* Directions for this task *
Everything from the line holding "What does this" through the last line below must be repeated exactly, and nothing else.

-- Records for the exercise start --

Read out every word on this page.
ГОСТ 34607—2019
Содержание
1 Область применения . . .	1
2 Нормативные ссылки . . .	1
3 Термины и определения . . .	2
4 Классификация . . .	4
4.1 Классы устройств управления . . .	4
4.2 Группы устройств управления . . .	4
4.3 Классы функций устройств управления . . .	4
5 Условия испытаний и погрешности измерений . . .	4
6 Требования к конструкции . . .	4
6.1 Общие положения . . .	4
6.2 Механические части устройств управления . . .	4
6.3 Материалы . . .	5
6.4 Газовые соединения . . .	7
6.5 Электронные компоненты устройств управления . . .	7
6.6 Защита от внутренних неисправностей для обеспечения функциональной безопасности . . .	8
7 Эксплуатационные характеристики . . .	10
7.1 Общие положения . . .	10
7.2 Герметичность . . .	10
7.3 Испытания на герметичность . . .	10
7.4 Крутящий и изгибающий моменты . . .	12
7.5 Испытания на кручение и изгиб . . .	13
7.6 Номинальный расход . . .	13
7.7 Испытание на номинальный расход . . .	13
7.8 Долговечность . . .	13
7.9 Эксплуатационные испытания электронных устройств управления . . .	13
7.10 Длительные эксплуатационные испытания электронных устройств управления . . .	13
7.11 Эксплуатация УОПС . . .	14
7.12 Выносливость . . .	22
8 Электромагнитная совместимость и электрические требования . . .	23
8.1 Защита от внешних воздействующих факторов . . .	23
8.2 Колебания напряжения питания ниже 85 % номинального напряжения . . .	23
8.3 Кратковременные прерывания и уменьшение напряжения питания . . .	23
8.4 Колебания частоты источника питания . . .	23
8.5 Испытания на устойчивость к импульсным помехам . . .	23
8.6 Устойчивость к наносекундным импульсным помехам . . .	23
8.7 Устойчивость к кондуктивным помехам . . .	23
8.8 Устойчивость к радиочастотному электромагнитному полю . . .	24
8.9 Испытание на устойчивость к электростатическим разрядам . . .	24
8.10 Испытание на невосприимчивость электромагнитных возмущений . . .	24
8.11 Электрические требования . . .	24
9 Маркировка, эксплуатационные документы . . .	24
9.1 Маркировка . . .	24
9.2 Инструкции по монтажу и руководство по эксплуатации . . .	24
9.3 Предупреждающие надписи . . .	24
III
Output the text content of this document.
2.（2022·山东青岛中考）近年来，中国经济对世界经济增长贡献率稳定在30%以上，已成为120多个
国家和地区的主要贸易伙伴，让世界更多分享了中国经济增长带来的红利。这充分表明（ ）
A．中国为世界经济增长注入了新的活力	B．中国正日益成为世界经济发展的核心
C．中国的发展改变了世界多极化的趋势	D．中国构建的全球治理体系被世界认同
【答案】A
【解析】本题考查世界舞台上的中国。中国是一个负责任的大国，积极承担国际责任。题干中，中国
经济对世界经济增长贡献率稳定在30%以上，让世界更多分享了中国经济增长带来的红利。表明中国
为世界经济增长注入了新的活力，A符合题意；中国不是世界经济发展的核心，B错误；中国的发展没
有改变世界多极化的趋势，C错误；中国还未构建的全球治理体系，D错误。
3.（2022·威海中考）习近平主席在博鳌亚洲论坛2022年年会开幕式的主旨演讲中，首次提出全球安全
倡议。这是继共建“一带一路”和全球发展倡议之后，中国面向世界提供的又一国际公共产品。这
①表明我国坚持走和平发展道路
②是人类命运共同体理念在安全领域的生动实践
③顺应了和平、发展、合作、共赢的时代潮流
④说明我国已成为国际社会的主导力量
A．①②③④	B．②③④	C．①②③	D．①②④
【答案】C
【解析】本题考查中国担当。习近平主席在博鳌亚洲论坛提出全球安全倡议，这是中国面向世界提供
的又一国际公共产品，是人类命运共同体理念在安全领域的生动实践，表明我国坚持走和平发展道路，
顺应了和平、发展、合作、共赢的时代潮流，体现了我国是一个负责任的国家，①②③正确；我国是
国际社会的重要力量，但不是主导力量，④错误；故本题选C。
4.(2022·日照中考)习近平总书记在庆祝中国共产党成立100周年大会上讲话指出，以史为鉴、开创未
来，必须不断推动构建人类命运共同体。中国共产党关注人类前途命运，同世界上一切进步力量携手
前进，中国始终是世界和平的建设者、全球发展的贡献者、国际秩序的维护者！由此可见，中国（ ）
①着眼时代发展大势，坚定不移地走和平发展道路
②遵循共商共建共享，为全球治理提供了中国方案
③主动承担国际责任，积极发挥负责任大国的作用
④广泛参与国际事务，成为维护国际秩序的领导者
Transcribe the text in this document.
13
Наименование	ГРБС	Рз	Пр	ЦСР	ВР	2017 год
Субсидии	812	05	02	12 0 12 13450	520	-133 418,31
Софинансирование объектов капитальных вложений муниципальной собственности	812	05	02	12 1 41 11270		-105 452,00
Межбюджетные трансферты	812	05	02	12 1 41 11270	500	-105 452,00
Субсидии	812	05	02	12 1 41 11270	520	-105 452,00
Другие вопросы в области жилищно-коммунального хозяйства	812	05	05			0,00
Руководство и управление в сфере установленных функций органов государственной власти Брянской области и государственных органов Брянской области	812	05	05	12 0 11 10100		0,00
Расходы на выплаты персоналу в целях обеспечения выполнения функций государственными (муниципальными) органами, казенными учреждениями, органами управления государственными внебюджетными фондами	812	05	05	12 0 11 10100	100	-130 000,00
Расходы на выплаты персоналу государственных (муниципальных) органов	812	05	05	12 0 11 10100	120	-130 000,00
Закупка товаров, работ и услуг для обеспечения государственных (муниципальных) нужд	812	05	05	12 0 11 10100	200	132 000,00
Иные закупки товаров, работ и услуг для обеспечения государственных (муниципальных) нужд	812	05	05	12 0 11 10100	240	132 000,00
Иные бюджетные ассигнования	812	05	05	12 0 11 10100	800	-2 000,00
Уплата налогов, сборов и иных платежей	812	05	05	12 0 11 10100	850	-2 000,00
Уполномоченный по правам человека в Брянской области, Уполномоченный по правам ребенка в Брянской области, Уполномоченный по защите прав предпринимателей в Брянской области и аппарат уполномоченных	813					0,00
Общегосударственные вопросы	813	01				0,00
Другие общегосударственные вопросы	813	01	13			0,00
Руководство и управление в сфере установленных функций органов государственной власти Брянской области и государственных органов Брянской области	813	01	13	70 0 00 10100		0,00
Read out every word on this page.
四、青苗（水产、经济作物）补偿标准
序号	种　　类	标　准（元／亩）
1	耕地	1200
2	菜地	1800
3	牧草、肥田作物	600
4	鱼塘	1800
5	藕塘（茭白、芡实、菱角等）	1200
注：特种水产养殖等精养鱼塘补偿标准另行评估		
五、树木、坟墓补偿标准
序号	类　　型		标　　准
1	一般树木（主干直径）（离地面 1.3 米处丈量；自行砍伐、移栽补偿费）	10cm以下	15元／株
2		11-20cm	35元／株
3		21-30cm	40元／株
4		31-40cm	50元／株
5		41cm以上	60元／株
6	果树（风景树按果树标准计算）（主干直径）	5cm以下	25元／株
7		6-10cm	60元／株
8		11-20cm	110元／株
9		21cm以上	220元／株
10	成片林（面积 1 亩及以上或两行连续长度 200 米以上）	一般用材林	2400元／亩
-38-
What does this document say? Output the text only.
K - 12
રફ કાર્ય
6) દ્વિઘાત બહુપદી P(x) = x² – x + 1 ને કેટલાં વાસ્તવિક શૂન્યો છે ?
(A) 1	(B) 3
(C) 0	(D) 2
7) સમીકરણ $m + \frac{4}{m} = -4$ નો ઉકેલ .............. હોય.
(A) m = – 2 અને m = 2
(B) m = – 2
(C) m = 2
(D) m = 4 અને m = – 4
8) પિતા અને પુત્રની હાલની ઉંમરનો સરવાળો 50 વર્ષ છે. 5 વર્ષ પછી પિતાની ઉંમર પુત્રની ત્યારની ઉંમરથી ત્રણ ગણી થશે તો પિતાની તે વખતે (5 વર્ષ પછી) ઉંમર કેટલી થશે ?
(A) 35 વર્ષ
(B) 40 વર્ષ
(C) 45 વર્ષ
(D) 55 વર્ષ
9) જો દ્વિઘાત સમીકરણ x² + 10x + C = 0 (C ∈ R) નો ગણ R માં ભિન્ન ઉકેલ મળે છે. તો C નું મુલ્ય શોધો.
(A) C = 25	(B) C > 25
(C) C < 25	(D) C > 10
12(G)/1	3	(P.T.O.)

-- Records for the exercise end --

* Worked solution *
What does this document say? Output the text only.
K - 12
રફ કાર્ય
6) દ્વિઘાત બહુપદી P(x) = x² – x + 1 ને કેટલાં વાસ્તવિક શૂન્યો છે ?
(A) 1	(B) 3
(C) 0	(D) 2
7) સમીકરણ $m + \frac{4}{m} = -4$ નો ઉકેલ .............. હોય.
(A) m = – 2 અને m = 2
(B) m = – 2
(C) m = 2
(D) m = 4 અને m = – 4
8) પિતા અને પુત્રની હાલની ઉંમરનો સરવાળો 50 વર્ષ છે. 5 વર્ષ પછી પિતાની ઉંમર પુત્રની ત્યારની ઉંમરથી ત્રણ ગણી થશે તો પિતાની તે વખતે (5 વર્ષ પછી) ઉંમર કેટલી થશે ?
(A) 35 વર્ષ
(B) 40 વર્ષ
(C) 45 વર્ષ
(D) 55 વર્ષ
9) જો દ્વિઘાત સમીકરણ x² + 10x + C = 0 (C ∈ R) નો ગણ R માં ભિન્ન ઉકેલ મળે છે. તો C નું મુલ્ય શોધો.
(A) C = 25	(B) C > 25
(C) C < 25	(D) C > 10
12(G)/1	3	(P.T.O.)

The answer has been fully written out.